--- start of RECORD EXTRACTS ---

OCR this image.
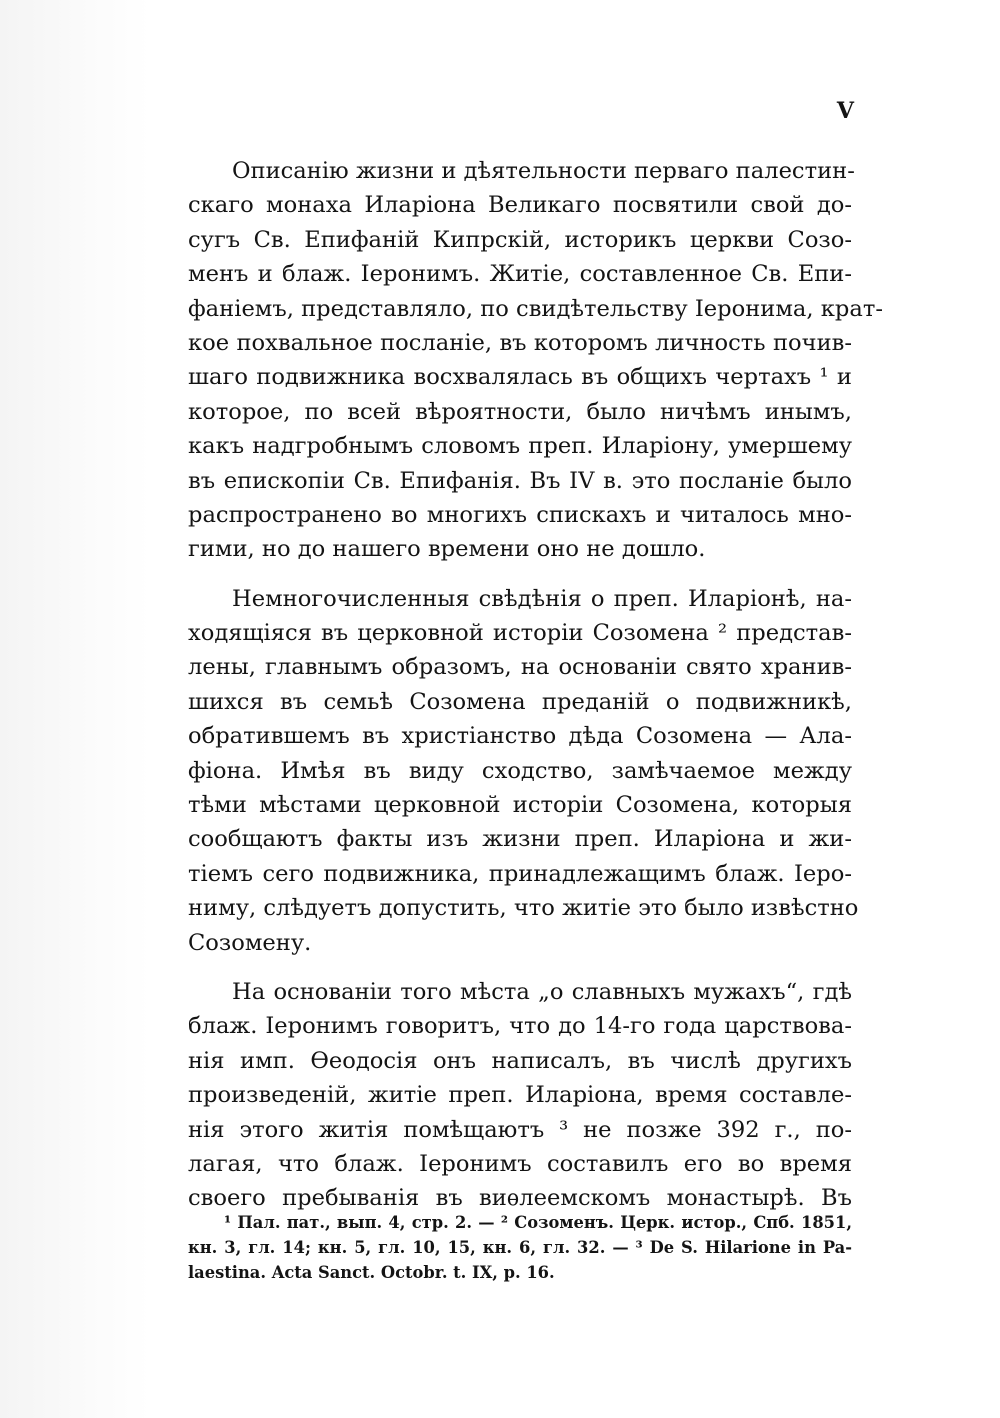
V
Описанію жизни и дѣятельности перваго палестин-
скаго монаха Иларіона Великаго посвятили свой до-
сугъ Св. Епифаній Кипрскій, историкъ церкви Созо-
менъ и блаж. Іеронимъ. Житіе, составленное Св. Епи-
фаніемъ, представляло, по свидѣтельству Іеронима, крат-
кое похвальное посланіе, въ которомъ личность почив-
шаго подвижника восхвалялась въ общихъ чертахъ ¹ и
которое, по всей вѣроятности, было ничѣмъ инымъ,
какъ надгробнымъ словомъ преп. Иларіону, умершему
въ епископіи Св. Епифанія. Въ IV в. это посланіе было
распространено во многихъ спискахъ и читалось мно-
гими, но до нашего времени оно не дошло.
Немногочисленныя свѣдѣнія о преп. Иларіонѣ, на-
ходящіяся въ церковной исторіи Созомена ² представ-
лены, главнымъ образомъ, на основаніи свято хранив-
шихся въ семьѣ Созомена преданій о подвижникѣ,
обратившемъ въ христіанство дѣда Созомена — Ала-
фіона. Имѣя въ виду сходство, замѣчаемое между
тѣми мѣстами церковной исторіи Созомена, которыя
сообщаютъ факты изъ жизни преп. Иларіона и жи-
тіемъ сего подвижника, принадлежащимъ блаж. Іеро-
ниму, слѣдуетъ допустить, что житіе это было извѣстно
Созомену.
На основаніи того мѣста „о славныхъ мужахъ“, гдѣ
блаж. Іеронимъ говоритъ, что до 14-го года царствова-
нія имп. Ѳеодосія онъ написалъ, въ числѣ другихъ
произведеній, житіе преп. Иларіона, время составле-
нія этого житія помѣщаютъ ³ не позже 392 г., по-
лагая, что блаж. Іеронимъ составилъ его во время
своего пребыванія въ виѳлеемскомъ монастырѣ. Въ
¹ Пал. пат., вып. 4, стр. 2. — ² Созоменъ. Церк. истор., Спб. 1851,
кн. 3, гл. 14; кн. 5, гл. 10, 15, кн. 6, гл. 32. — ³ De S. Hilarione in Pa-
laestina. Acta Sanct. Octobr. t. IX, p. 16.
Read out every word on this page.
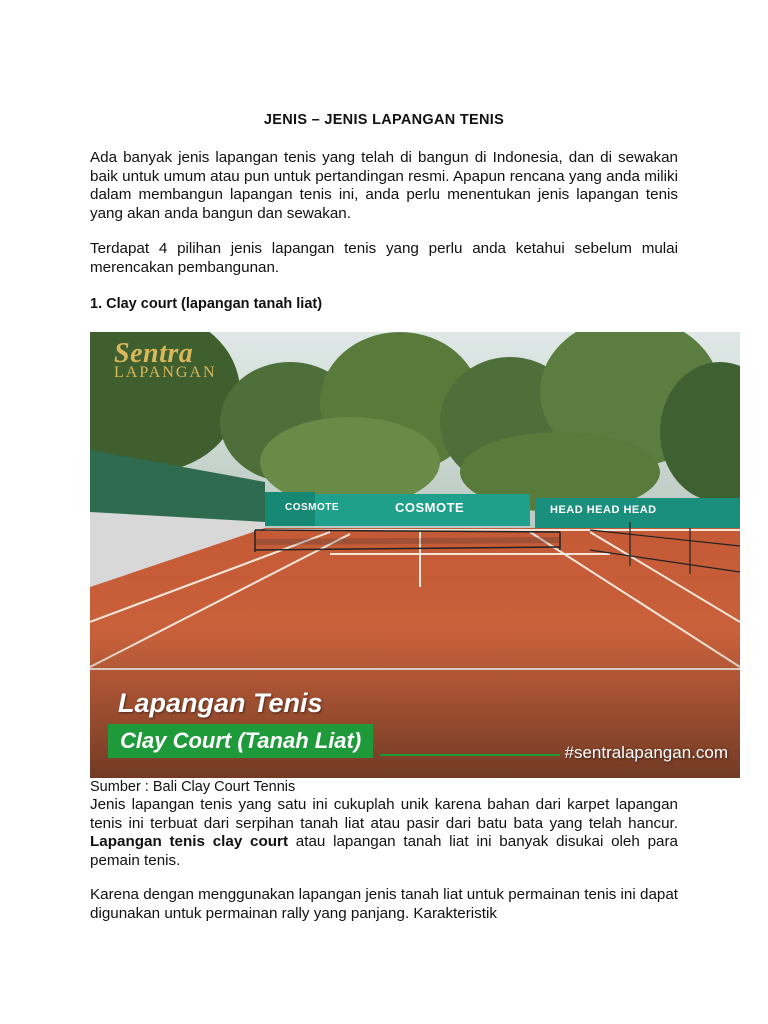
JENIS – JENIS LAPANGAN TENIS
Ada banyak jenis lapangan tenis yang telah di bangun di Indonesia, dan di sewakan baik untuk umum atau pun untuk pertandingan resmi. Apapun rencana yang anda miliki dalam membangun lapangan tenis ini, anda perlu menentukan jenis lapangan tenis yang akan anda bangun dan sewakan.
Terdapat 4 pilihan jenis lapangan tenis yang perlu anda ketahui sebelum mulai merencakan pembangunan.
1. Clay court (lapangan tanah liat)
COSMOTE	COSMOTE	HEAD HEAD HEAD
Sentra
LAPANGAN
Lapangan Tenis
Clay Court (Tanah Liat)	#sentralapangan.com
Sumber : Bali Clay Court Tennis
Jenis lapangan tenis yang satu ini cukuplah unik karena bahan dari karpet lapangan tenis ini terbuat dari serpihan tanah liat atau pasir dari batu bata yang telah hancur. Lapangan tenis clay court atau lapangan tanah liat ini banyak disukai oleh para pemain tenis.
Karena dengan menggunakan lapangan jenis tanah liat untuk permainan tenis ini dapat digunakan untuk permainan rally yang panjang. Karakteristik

--- end of RECORD EXTRACTS ---

* [WHAT YOU SHOULD DO]
Leave the pictures out, and transcribe each of the records exactly.

* [RESPONSE TO THIS EXERCISE]
OCR this image.
V
Описанію жизни и дѣятельности перваго палестин-
скаго монаха Иларіона Великаго посвятили свой до-
сугъ Св. Епифаній Кипрскій, историкъ церкви Созо-
менъ и блаж. Іеронимъ. Житіе, составленное Св. Епи-
фаніемъ, представляло, по свидѣтельству Іеронима, крат-
кое похвальное посланіе, въ которомъ личность почив-
шаго подвижника восхвалялась въ общихъ чертахъ ¹ и
которое, по всей вѣроятности, было ничѣмъ инымъ,
какъ надгробнымъ словомъ преп. Иларіону, умершему
въ епископіи Св. Епифанія. Въ IV в. это посланіе было
распространено во многихъ спискахъ и читалось мно-
гими, но до нашего времени оно не дошло.
Немногочисленныя свѣдѣнія о преп. Иларіонѣ, на-
ходящіяся въ церковной исторіи Созомена ² представ-
лены, главнымъ образомъ, на основаніи свято хранив-
шихся въ семьѣ Созомена преданій о подвижникѣ,
обратившемъ въ христіанство дѣда Созомена — Ала-
фіона. Имѣя въ виду сходство, замѣчаемое между
тѣми мѣстами церковной исторіи Созомена, которыя
сообщаютъ факты изъ жизни преп. Иларіона и жи-
тіемъ сего подвижника, принадлежащимъ блаж. Іеро-
ниму, слѣдуетъ допустить, что житіе это было извѣстно
Созомену.
На основаніи того мѣста „о славныхъ мужахъ“, гдѣ
блаж. Іеронимъ говоритъ, что до 14-го года царствова-
нія имп. Ѳеодосія онъ написалъ, въ числѣ другихъ
произведеній, житіе преп. Иларіона, время составле-
нія этого житія помѣщаютъ ³ не позже 392 г., по-
лагая, что блаж. Іеронимъ составилъ его во время
своего пребыванія въ виѳлеемскомъ монастырѣ. Въ
¹ Пал. пат., вып. 4, стр. 2. — ² Созоменъ. Церк. истор., Спб. 1851,
кн. 3, гл. 14; кн. 5, гл. 10, 15, кн. 6, гл. 32. — ³ De S. Hilarione in Pa-
laestina. Acta Sanct. Octobr. t. IX, p. 16.
Read out every word on this page.
JENIS – JENIS LAPANGAN TENIS
Ada banyak jenis lapangan tenis yang telah di bangun di Indonesia, dan di sewakan baik untuk umum atau pun untuk pertandingan resmi. Apapun rencana yang anda miliki dalam membangun lapangan tenis ini, anda perlu menentukan jenis lapangan tenis yang akan anda bangun dan sewakan.
Terdapat 4 pilihan jenis lapangan tenis yang perlu anda ketahui sebelum mulai merencakan pembangunan.
1. Clay court (lapangan tanah liat)
COSMOTE	COSMOTE	HEAD HEAD HEAD
Sentra
LAPANGAN
Lapangan Tenis
Clay Court (Tanah Liat)	#sentralapangan.com
Sumber : Bali Clay Court Tennis
Jenis lapangan tenis yang satu ini cukuplah unik karena bahan dari karpet lapangan tenis ini terbuat dari serpihan tanah liat atau pasir dari batu bata yang telah hancur. Lapangan tenis clay court atau lapangan tanah liat ini banyak disukai oleh para pemain tenis.
Karena dengan menggunakan lapangan jenis tanah liat untuk permainan tenis ini dapat digunakan untuk permainan rally yang panjang. Karakteristik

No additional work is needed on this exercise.